▸ YOUR OBJECTIVE: Put the material into a Markdown table with the columns Row and Line, numbering each row and leaving out blank lines. Begin at the line that contains "violin-fake-1 xyxy=(655,215,737,651)" and stop after the line that contains "Output 20 of".

▸ EXERCISE INPUTS:
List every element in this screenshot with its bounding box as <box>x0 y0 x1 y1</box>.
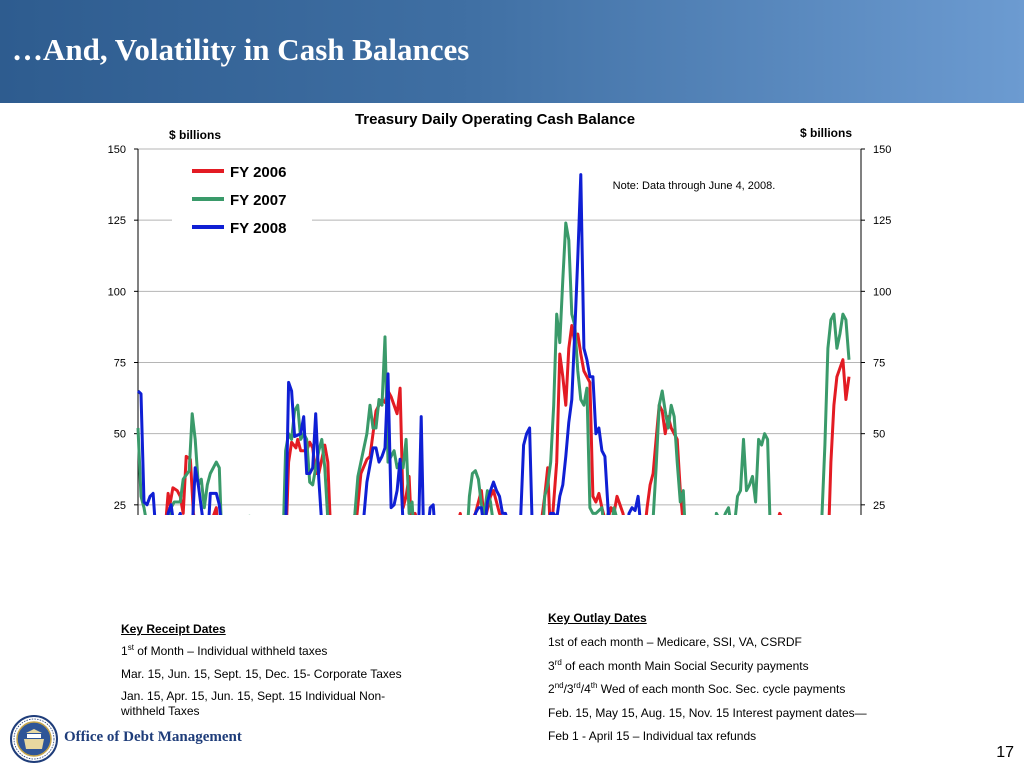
outlay-line-3: 2nd/3rd/4th Wed of each month Soc. Sec. … <box>548 681 846 697</box>
right-axis-unit-label: $ billions <box>800 126 852 140</box>
left-axis-unit-label: $ billions <box>169 128 221 142</box>
y-tick-label-left: 125 <box>108 215 126 227</box>
y-tick-label-left: 50 <box>114 429 126 441</box>
receipt-dates-heading: Key Receipt Dates <box>121 622 226 636</box>
chart-note: Note: Data through June 4, 2008. <box>613 180 776 192</box>
series-line-fy-2007 <box>136 221 851 515</box>
title-banner <box>0 0 1024 103</box>
y-tick-label-left: 75 <box>114 358 126 370</box>
office-name: Office of Debt Management <box>64 729 242 745</box>
outlay-line-1: 1st of each month – Medicare, SSI, VA, C… <box>548 635 802 650</box>
page-number: 17 <box>996 744 1014 761</box>
y-tick-label-right: 100 <box>873 286 891 298</box>
series-line-fy-2008 <box>136 173 642 515</box>
receipt-dates-section: Key Receipt Dates 1st of Month – Individ… <box>121 622 421 718</box>
y-tick-label-left: 150 <box>108 144 126 156</box>
legend-label: FY 2008 <box>230 220 286 237</box>
y-tick-label-right: 25 <box>873 500 885 512</box>
receipt-line-3: Jan. 15, Apr. 15, Jun. 15, Sept. 15 Indi… <box>121 689 386 718</box>
legend-label: FY 2007 <box>230 192 286 209</box>
outlay-dates-heading: Key Outlay Dates <box>548 611 647 625</box>
slide-title: …And, Volatility in Cash Balances <box>12 32 470 67</box>
receipt-line-1: 1st of Month – Individual withheld taxes <box>121 643 328 659</box>
y-tick-label-right: 50 <box>873 429 885 441</box>
treasury-seal-logo <box>10 715 58 763</box>
y-tick-label-right: 125 <box>873 215 891 227</box>
receipt-line-2: Mar. 15, Jun. 15, Sept. 15, Dec. 15- Cor… <box>121 666 402 681</box>
gridlines <box>138 148 861 506</box>
cash-balance-chart: Treasury Daily Operating Cash Balance $ … <box>108 111 891 515</box>
outlay-line-5: Feb 1 - April 15 – Individual tax refund… <box>548 728 757 743</box>
chart-legend: FY 2006 FY 2007 FY 2008 <box>172 157 312 243</box>
y-tick-label-left: 100 <box>108 286 126 298</box>
chart-title: Treasury Daily Operating Cash Balance <box>355 111 635 128</box>
y-tick-label-right: 150 <box>873 144 891 156</box>
legend-label: FY 2006 <box>230 164 286 181</box>
series-lines <box>136 173 851 515</box>
y-tick-label-left: 25 <box>114 500 126 512</box>
outlay-line-2: 3rd of each month Main Social Security p… <box>548 657 809 673</box>
outlay-dates-section: Key Outlay Dates 1st of each month – Med… <box>548 611 908 743</box>
y-tick-label-right: 75 <box>873 358 885 370</box>
outlay-line-4: Feb. 15, May 15, Aug. 15, Nov. 15 Intere… <box>548 705 867 720</box>
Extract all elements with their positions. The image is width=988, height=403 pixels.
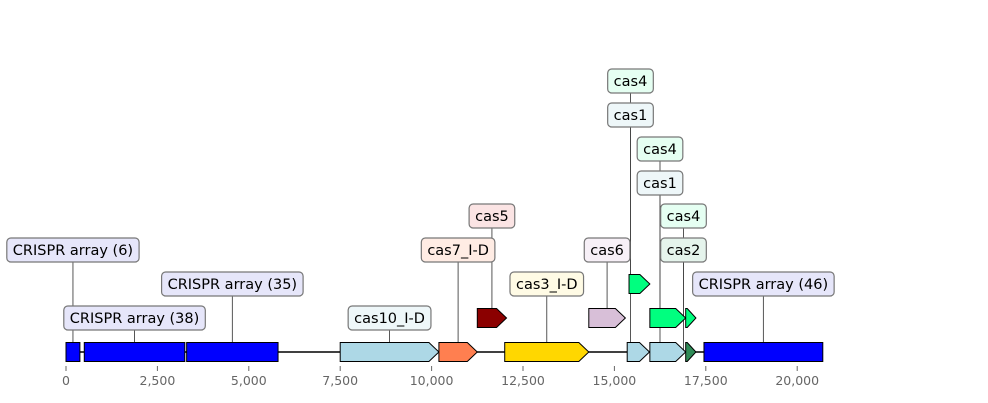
label-text: cas10_I-D — [354, 311, 425, 327]
label-box — [347, 305, 432, 331]
axis-tick-label: 2,500 — [140, 373, 176, 388]
feature-cas10-i-d[interactable] — [339, 342, 440, 362]
feature-cas1-a[interactable] — [626, 342, 651, 362]
label-cas6[interactable]: cas6 — [583, 237, 631, 263]
label-crispr-array-38[interactable]: CRISPR array (38) — [63, 305, 206, 331]
label-text: cas5 — [475, 209, 509, 225]
label-text: cas2 — [667, 243, 701, 259]
label-cas4-b[interactable]: cas4 — [636, 136, 684, 162]
axis-tick-label: 5,000 — [231, 373, 267, 388]
axis-tick-label: 12,500 — [501, 373, 545, 388]
axis-tick-label: 7,500 — [322, 373, 358, 388]
label-text: cas7_I-D — [427, 243, 489, 259]
feature-crispr-array-6[interactable] — [65, 342, 81, 362]
label-cas4-a[interactable]: cas4 — [607, 68, 654, 94]
label-box — [692, 271, 835, 297]
feature-cas5[interactable] — [476, 308, 508, 328]
axis-tick-label: 20,000 — [775, 373, 819, 388]
label-crispr-array-46[interactable]: CRISPR array (46) — [692, 271, 835, 297]
feature-cas4-a[interactable] — [628, 274, 651, 294]
feature-cas2[interactable] — [685, 342, 697, 362]
label-text: cas4 — [643, 142, 677, 158]
label-box — [468, 203, 516, 229]
label-cas1-a[interactable]: cas1 — [607, 102, 654, 128]
feature-cas7-i-d[interactable] — [438, 342, 479, 362]
label-cas5[interactable]: cas5 — [468, 203, 516, 229]
label-box — [607, 68, 654, 94]
axis-tick-label: 0 — [62, 373, 70, 388]
label-crispr-array-6[interactable]: CRISPR array (6) — [6, 237, 140, 263]
label-crispr-array-35[interactable]: CRISPR array (35) — [160, 271, 304, 297]
feature-cas4-c[interactable] — [685, 308, 697, 328]
feature-cas1-b[interactable] — [649, 342, 687, 362]
feature-crispr-array-46[interactable] — [703, 342, 824, 362]
label-text: CRISPR array (6) — [13, 243, 133, 259]
label-text: cas3_I-D — [516, 277, 578, 293]
axis-tick-label: 15,000 — [593, 373, 637, 388]
position-axis: 0 2,500 5,000 7,500 10,000 12,500 15,000 17,500… — [62, 365, 820, 388]
label-box — [583, 237, 631, 263]
label-text: cas4 — [667, 209, 701, 225]
label-box — [660, 203, 707, 229]
label-box — [636, 170, 684, 196]
label-cas10-i-d[interactable]: cas10_I-D — [347, 305, 432, 331]
label-cas4-c[interactable]: cas4 — [660, 203, 707, 229]
label-layer: CRISPR array (6) CRISPR array (38) CRISPR … — [6, 68, 835, 331]
label-cas3-i-d[interactable]: cas3_I-D — [509, 271, 585, 297]
axis-tick-label: 10,000 — [410, 373, 454, 388]
label-box — [420, 237, 496, 263]
feature-crispr-array-38[interactable] — [83, 342, 186, 362]
label-box — [607, 102, 654, 128]
label-box — [509, 271, 585, 297]
feature-layer — [65, 274, 824, 362]
feature-cas4-b[interactable] — [649, 308, 687, 328]
label-text: CRISPR array (46) — [699, 277, 829, 293]
label-cas7-i-d[interactable]: cas7_I-D — [420, 237, 496, 263]
label-cas1-b[interactable]: cas1 — [636, 170, 684, 196]
label-box — [160, 271, 304, 297]
label-box — [6, 237, 140, 263]
label-text: cas1 — [643, 176, 677, 192]
label-box — [63, 305, 206, 331]
feature-crispr-array-35[interactable] — [186, 342, 279, 362]
label-box — [636, 136, 684, 162]
label-text: cas1 — [614, 108, 648, 124]
label-cas2[interactable]: cas2 — [660, 237, 707, 263]
label-text: cas6 — [590, 243, 624, 259]
axis-tick-label: 17,500 — [684, 373, 728, 388]
label-text: CRISPR array (38) — [70, 311, 200, 327]
label-box — [660, 237, 707, 263]
label-text: CRISPR array (35) — [168, 277, 298, 293]
feature-cas6[interactable] — [588, 308, 627, 328]
label-text: cas4 — [614, 74, 648, 90]
feature-cas3-i-d[interactable] — [504, 342, 590, 362]
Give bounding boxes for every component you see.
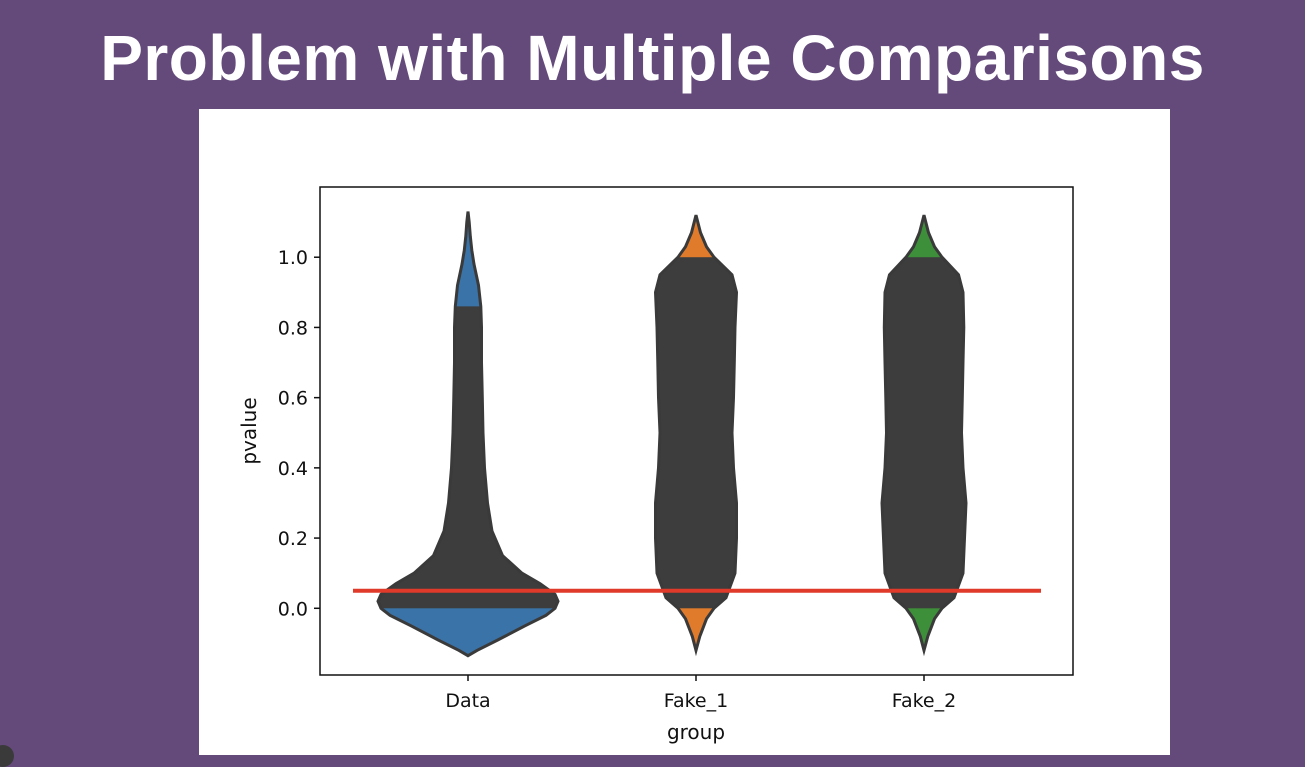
violin-fake-1 xyxy=(655,215,737,651)
plot-marks xyxy=(353,211,1041,658)
violin-outline-fake-1 xyxy=(653,214,739,657)
y-tick-label: 0.2 xyxy=(278,528,308,550)
y-tick-label: 0.8 xyxy=(278,317,308,339)
violin-body-fake-2 xyxy=(882,257,966,609)
violin-outline-fake-2 xyxy=(880,214,968,657)
violin-data xyxy=(378,211,558,656)
violin-outline-data xyxy=(376,211,560,658)
x-tick-label: Fake_1 xyxy=(664,690,728,712)
y-tick-label: 1.0 xyxy=(278,247,308,269)
y-tick-label: 0.6 xyxy=(278,388,308,410)
y-axis-ticks: 0.0 0.2 0.4 0.6 0.8 1.0 xyxy=(278,247,320,620)
x-tick-label: Data xyxy=(445,690,490,712)
y-tick-label: 0.0 xyxy=(278,598,308,620)
x-tick-label: Fake_2 xyxy=(892,690,956,712)
y-tick-label: 0.4 xyxy=(278,458,308,480)
violin-fake-2 xyxy=(882,215,966,651)
corner-control[interactable] xyxy=(0,745,14,767)
violin-body-data xyxy=(378,306,558,609)
violin-chart: 0.0 0.2 0.4 0.6 0.8 1.0 Data Fake_1 Fake_2 grou… xyxy=(237,186,1074,744)
x-axis-ticks: Data Fake_1 Fake_2 xyxy=(445,675,956,712)
slide-title: Problem with Multiple Comparisons xyxy=(100,22,1205,94)
figure-panel: 0.0 0.2 0.4 0.6 0.8 1.0 Data Fake_1 Fake_2 grou… xyxy=(199,109,1170,755)
violin-body-fake-1 xyxy=(655,257,737,609)
y-axis-label: pvalue xyxy=(237,397,261,464)
x-axis-label: group xyxy=(667,720,725,744)
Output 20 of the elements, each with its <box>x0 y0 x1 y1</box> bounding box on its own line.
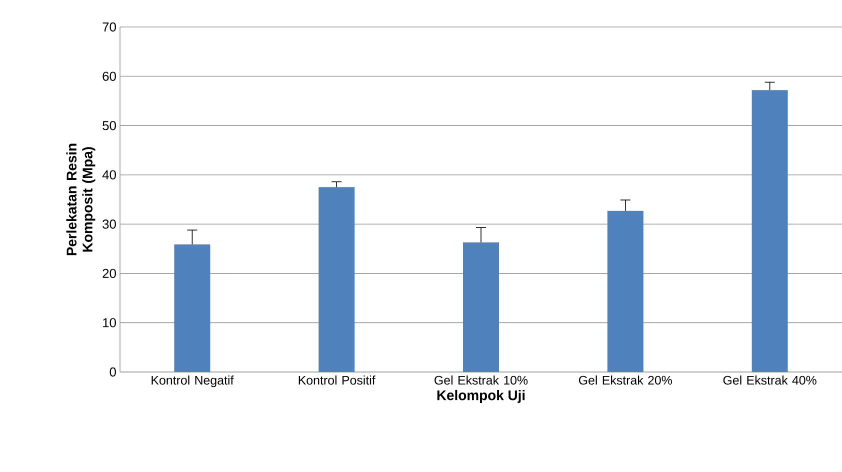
bar <box>174 244 210 372</box>
x-tick-label: Gel Ekstrak 40% <box>723 376 816 385</box>
x-tick-label: Gel Ekstrak 10% <box>434 376 528 385</box>
y-tick-label: 70 <box>102 22 116 32</box>
y-tick-label: 20 <box>102 268 116 278</box>
y-tick-label: 10 <box>103 318 116 328</box>
y-tick-label: 30 <box>102 220 116 229</box>
y-tick-label: 50 <box>102 120 116 130</box>
y-tick-label: 60 <box>102 72 116 81</box>
y-axis-title: Perlekatan Resin Komposit (Mpa) <box>66 144 96 256</box>
y-tick-label: 0 <box>110 367 116 377</box>
bar <box>752 90 788 372</box>
bar <box>318 187 355 372</box>
bar <box>607 210 644 372</box>
x-tick-label: Gel Ekstrak 20% <box>578 376 672 385</box>
y-tick-label: 40 <box>102 170 116 180</box>
bar <box>463 242 500 372</box>
x-tick-label: Kontrol Positif <box>298 376 376 385</box>
x-tick-label: Kontrol Negatif <box>152 376 234 388</box>
x-axis-title: Kelompok Uji <box>437 390 525 403</box>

▸ EXERCISE RESULT:
| Row | Line |
|---|---|
| 1 | violin-fake-1 xyxy=(655,215,737,651) |
| 2 | plot-marks xyxy=(353,211,1041,658) |
| 3 | violin-outline-fake-1 xyxy=(653,214,739,657) |
| 4 | y-tick-label: 0.2 xyxy=(278,528,308,550) |
| 5 | y-tick-label: 0.8 xyxy=(278,317,308,339) |
| 6 | violin-body-fake-2 xyxy=(882,257,966,609) |
| 7 | violin-outline-fake-2 xyxy=(880,214,968,657) |
| 8 | violin-data xyxy=(378,211,558,656) |
| 9 | violin-outline-data xyxy=(376,211,560,658) |
| 10 | x-tick-label: Fake_1 xyxy=(664,690,728,712) |
| 11 | y-tick-label: 1.0 xyxy=(278,247,308,269) |
| 12 | y-tick-label: 0.6 xyxy=(278,388,308,410) |
| 13 | y-axis-ticks: 0.0 0.2 0.4 0.6 0.8 1.0 xyxy=(278,247,320,620) |
| 14 | x-tick-label: Data xyxy=(445,690,490,712) |
| 15 | y-tick-label: 0.0 xyxy=(278,598,308,620) |
| 16 | x-tick-label: Fake_2 xyxy=(892,690,956,712) |
| 17 | y-tick-label: 0.4 xyxy=(278,458,308,480) |
| 18 | violin-fake-2 xyxy=(882,215,966,651) |
| 19 | corner-control[interactable] xyxy=(0,745,14,767) |
| 20 | violin-body-data xyxy=(378,306,558,609) |
| 21 | violin-chart: 0.0 0.2 0.4 0.6 0.8 1.0 Data Fake_1 Fake_2 grou… xyxy=(237,186,1074,744) |
| 22 | x-axis-ticks: Data Fake_1 Fake_2 xyxy=(445,675,956,712) |
| 23 | slide-title: Problem with Multiple Comparisons xyxy=(100,22,1205,94) |
| 24 | figure-panel: 0.0 0.2 0.4 0.6 0.8 1.0 Data Fake_1 Fake_2 grou… xyxy=(199,109,1170,755) |
| 25 | violin-body-fake-1 xyxy=(655,257,737,609) |
| 26 | y-axis-label: pvalue xyxy=(237,397,261,464) |
| 27 | x-axis-label: group xyxy=(667,720,725,744) |
| 28 | Output 20 of the elements, each with its <box>x0 y0 x1 y1</box> bounding box on its own line. |